Exercise prompt: Pull each line holding the word "Luis" from the data.

Extracted entries:
◆ ◆ ◆
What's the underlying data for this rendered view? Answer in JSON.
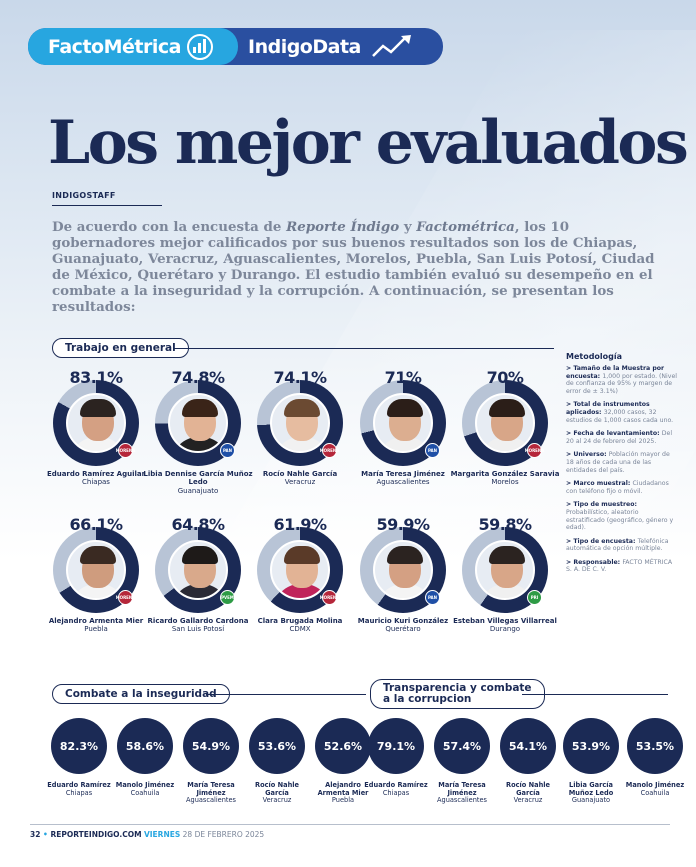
{
  "brand": {
    "left": "FactoMétrica",
    "right": "IndigoData"
  },
  "headline": "Los mejor evaluados",
  "byline": "INDIGOSTAFF",
  "intro": {
    "p1": "De acuerdo con la encuesta de ",
    "src1": "Reporte Índigo",
    "p2": " y ",
    "src2": "Factométrica",
    "p3": ", los 10 gobernadores mejor calificados por sus buenos resultados son los de Chiapas, Guanajuato, Veracruz, Aguascalientes, Morelos, Puebla, San Luis Potosí, Ciudad de México, Querétaro y Durango. El estudio también evaluó su desempeño en el combate a la inseguridad y la corrupción. A continuación, se presentan los resultados:"
  },
  "general": {
    "label": "Trabajo en general",
    "governors": [
      {
        "pct": "83.1%",
        "value": 83.1,
        "name": "Eduardo Ramírez Aguilar",
        "state": "Chiapas",
        "party": "MORENA",
        "party_color": "#b5263a"
      },
      {
        "pct": "74.8%",
        "value": 74.8,
        "name": "Libia Dennise García Muñoz Ledo",
        "state": "Guanajuato",
        "party": "PAN",
        "party_color": "#1f4fa6"
      },
      {
        "pct": "74.1%",
        "value": 74.1,
        "name": "Rocío Nahle García",
        "state": "Veracruz",
        "party": "MORENA",
        "party_color": "#b5263a"
      },
      {
        "pct": "71%",
        "value": 71,
        "name": "María Teresa Jiménez",
        "state": "Aguascalientes",
        "party": "PAN",
        "party_color": "#1f4fa6"
      },
      {
        "pct": "70%",
        "value": 70,
        "name": "Margarita González Saravia",
        "state": "Morelos",
        "party": "MORENA",
        "party_color": "#b5263a"
      },
      {
        "pct": "66.1%",
        "value": 66.1,
        "name": "Alejandro Armenta Mier",
        "state": "Puebla",
        "party": "MORENA",
        "party_color": "#b5263a"
      },
      {
        "pct": "64.8%",
        "value": 64.8,
        "name": "Ricardo Gallardo Cardona",
        "state": "San Luis Potosí",
        "party": "PVEM",
        "party_color": "#2e9b45"
      },
      {
        "pct": "61.9%",
        "value": 61.9,
        "name": "Clara Brugada Molina",
        "state": "CDMX",
        "party": "MORENA",
        "party_color": "#b5263a"
      },
      {
        "pct": "59.9%",
        "value": 59.9,
        "name": "Mauricio Kuri González",
        "state": "Querétaro",
        "party": "PAN",
        "party_color": "#1f4fa6"
      },
      {
        "pct": "59.8%",
        "value": 59.8,
        "name": "Esteban Villegas Villarreal",
        "state": "Durango",
        "party": "PRI",
        "party_color": "#2e9b45"
      }
    ]
  },
  "methodology": {
    "title": "Metodología",
    "items": [
      {
        "k": "Tamaño de la Muestra por encuesta:",
        "v": "1,000 por estado. (Nivel de confianza de 95% y margen de error de ± 3.1%)"
      },
      {
        "k": "Total de instrumentos aplicados:",
        "v": "32,000 casos, 32 estudios de 1,000 casos cada uno."
      },
      {
        "k": "Fecha de levantamiento:",
        "v": "Del 20 al 24 de febrero del 2025."
      },
      {
        "k": "Universo:",
        "v": "Población mayor de 18 años de cada una de las entidades del país."
      },
      {
        "k": "Marco muestral:",
        "v": "Ciudadanos con teléfono fijo o móvil."
      },
      {
        "k": "Tipo de muestreo:",
        "v": "Probabilístico, aleatorio estratificado (geográfico, género y edad)."
      },
      {
        "k": "Tipo de encuesta:",
        "v": "Telefónica automática de opción múltiple."
      },
      {
        "k": "Responsable:",
        "v": "FACTO MÉTRICA S. A. DE C. V."
      }
    ]
  },
  "security": {
    "label": "Combate a la inseguridad",
    "items": [
      {
        "pct": "82.3%",
        "name": "Eduardo Ramírez",
        "state": "Chiapas"
      },
      {
        "pct": "58.6%",
        "name": "Manolo Jiménez",
        "state": "Coahuila"
      },
      {
        "pct": "54.9%",
        "name": "María Teresa Jiménez",
        "state": "Aguascalientes"
      },
      {
        "pct": "53.6%",
        "name": "Rocío Nahle García",
        "state": "Veracruz"
      },
      {
        "pct": "52.6%",
        "name": "Alejandro Armenta Mier",
        "state": "Puebla"
      }
    ]
  },
  "corruption": {
    "label_line1": "Transparencia y combate",
    "label_line2": "a la corrupcion",
    "items": [
      {
        "pct": "79.1%",
        "name": "Eduardo Ramírez",
        "state": "Chiapas"
      },
      {
        "pct": "57.4%",
        "name": "María Teresa Jiménez",
        "state": "Aguascalientes"
      },
      {
        "pct": "54.1%",
        "name": "Rocío Nahle García",
        "state": "Veracruz"
      },
      {
        "pct": "53.9%",
        "name": "Libia García Muñoz Ledo",
        "state": "Guanajuato"
      },
      {
        "pct": "53.5%",
        "name": "Manolo Jiménez",
        "state": "Coahuila"
      }
    ]
  },
  "footer": {
    "page": "32",
    "site": "REPORTEINDIGO.COM",
    "day": "VIERNES",
    "date": "28 DE FEBRERO 2025"
  },
  "colors": {
    "navy": "#1b2a55",
    "cyan": "#27a6e0",
    "blue": "#2a4fa0",
    "ring_track": "#b8c4d6"
  }
}
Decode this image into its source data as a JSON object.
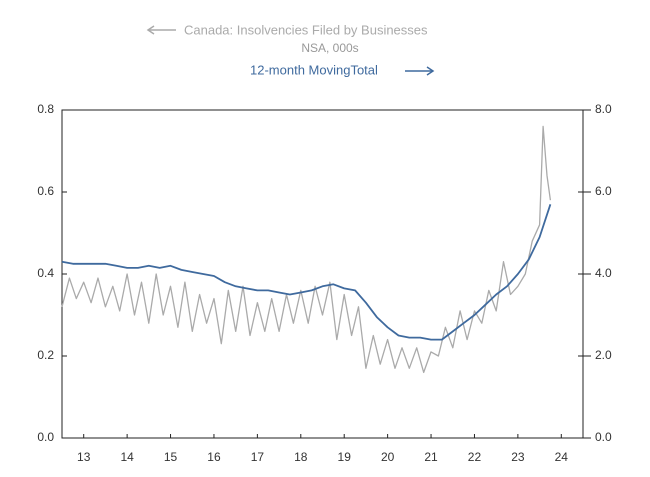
{
  "chart_data": {
    "type": "line",
    "title": "Canada: Insolvencies Filed by Businesses",
    "subtitle": "NSA, 000s",
    "series": [
      {
        "name": "Canada: Insolvencies Filed by Businesses",
        "color": "#aaaaaa",
        "axis": "y",
        "x": [
          13.0,
          13.17,
          13.33,
          13.5,
          13.67,
          13.83,
          14.0,
          14.17,
          14.33,
          14.5,
          14.67,
          14.83,
          15.0,
          15.17,
          15.33,
          15.5,
          15.67,
          15.83,
          16.0,
          16.17,
          16.33,
          16.5,
          16.67,
          16.83,
          17.0,
          17.17,
          17.33,
          17.5,
          17.67,
          17.83,
          18.0,
          18.17,
          18.33,
          18.5,
          18.67,
          18.83,
          19.0,
          19.17,
          19.33,
          19.5,
          19.67,
          19.83,
          20.0,
          20.17,
          20.33,
          20.5,
          20.67,
          20.83,
          21.0,
          21.17,
          21.33,
          21.5,
          21.67,
          21.83,
          22.0,
          22.17,
          22.33,
          22.5,
          22.67,
          22.83,
          23.0,
          23.17,
          23.33,
          23.5,
          23.67,
          23.83,
          24.0,
          24.08,
          24.17,
          24.25
        ],
        "values": [
          0.32,
          0.39,
          0.34,
          0.38,
          0.33,
          0.39,
          0.32,
          0.37,
          0.31,
          0.4,
          0.3,
          0.38,
          0.28,
          0.4,
          0.3,
          0.37,
          0.27,
          0.38,
          0.26,
          0.35,
          0.28,
          0.34,
          0.23,
          0.36,
          0.26,
          0.37,
          0.25,
          0.33,
          0.26,
          0.34,
          0.26,
          0.35,
          0.28,
          0.36,
          0.28,
          0.37,
          0.3,
          0.38,
          0.24,
          0.35,
          0.25,
          0.32,
          0.17,
          0.25,
          0.18,
          0.24,
          0.17,
          0.22,
          0.17,
          0.22,
          0.16,
          0.21,
          0.2,
          0.27,
          0.22,
          0.31,
          0.24,
          0.31,
          0.28,
          0.36,
          0.31,
          0.43,
          0.35,
          0.37,
          0.4,
          0.48,
          0.52,
          0.76,
          0.64,
          0.58
        ]
      },
      {
        "name": "12-month MovingTotal",
        "color": "#3f6a9e",
        "axis": "y2",
        "x": [
          13.0,
          13.25,
          13.5,
          13.75,
          14.0,
          14.25,
          14.5,
          14.75,
          15.0,
          15.25,
          15.5,
          15.75,
          16.0,
          16.25,
          16.5,
          16.75,
          17.0,
          17.25,
          17.5,
          17.75,
          18.0,
          18.25,
          18.5,
          18.75,
          19.0,
          19.25,
          19.5,
          19.75,
          20.0,
          20.25,
          20.5,
          20.75,
          21.0,
          21.25,
          21.5,
          21.75,
          22.0,
          22.25,
          22.5,
          22.75,
          23.0,
          23.25,
          23.5,
          23.75,
          24.0,
          24.25
        ],
        "values": [
          4.3,
          4.25,
          4.25,
          4.25,
          4.25,
          4.2,
          4.15,
          4.15,
          4.2,
          4.15,
          4.2,
          4.1,
          4.05,
          4.0,
          3.95,
          3.8,
          3.7,
          3.65,
          3.6,
          3.6,
          3.55,
          3.5,
          3.55,
          3.6,
          3.7,
          3.75,
          3.65,
          3.6,
          3.3,
          2.95,
          2.7,
          2.5,
          2.45,
          2.45,
          2.4,
          2.4,
          2.6,
          2.8,
          3.0,
          3.25,
          3.5,
          3.7,
          4.0,
          4.35,
          4.9,
          5.7
        ]
      }
    ],
    "xlim": [
      13,
      25
    ],
    "xticks": [
      {
        "value": 13.5,
        "label": "13"
      },
      {
        "value": 14.5,
        "label": "14"
      },
      {
        "value": 15.5,
        "label": "15"
      },
      {
        "value": 16.5,
        "label": "16"
      },
      {
        "value": 17.5,
        "label": "17"
      },
      {
        "value": 18.5,
        "label": "18"
      },
      {
        "value": 19.5,
        "label": "19"
      },
      {
        "value": 20.5,
        "label": "20"
      },
      {
        "value": 21.5,
        "label": "21"
      },
      {
        "value": 22.5,
        "label": "22"
      },
      {
        "value": 23.5,
        "label": "23"
      },
      {
        "value": 24.5,
        "label": "24"
      }
    ],
    "ylim": [
      0,
      0.8
    ],
    "yticks": [
      {
        "value": 0,
        "label": "0.0"
      },
      0.2,
      0.4,
      0.6,
      0.8
    ],
    "y2lim": [
      0,
      8
    ],
    "y2ticks": [
      {
        "value": 0,
        "label": "0.0"
      },
      {
        "value": 2,
        "label": "2.0"
      },
      {
        "value": 4,
        "label": "4.0"
      },
      {
        "value": 6,
        "label": "6.0"
      },
      {
        "value": 8,
        "label": "8.0"
      }
    ]
  }
}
◆ ◆ ◆
Response:
    "p3": ", los 10 gobernadores mejor calificados por sus buenos resultados son los de Chiapas, Guanajuato, Veracruz, Aguascalientes, Morelos, Puebla, San Luis Potosí, Ciudad de México, Querétaro y Durango. El estudio también evaluó su desempeño en el combate a la inseguridad y la corrupción. A continuación, se presentan los resultados:"
        "state": "San Luis Potosí",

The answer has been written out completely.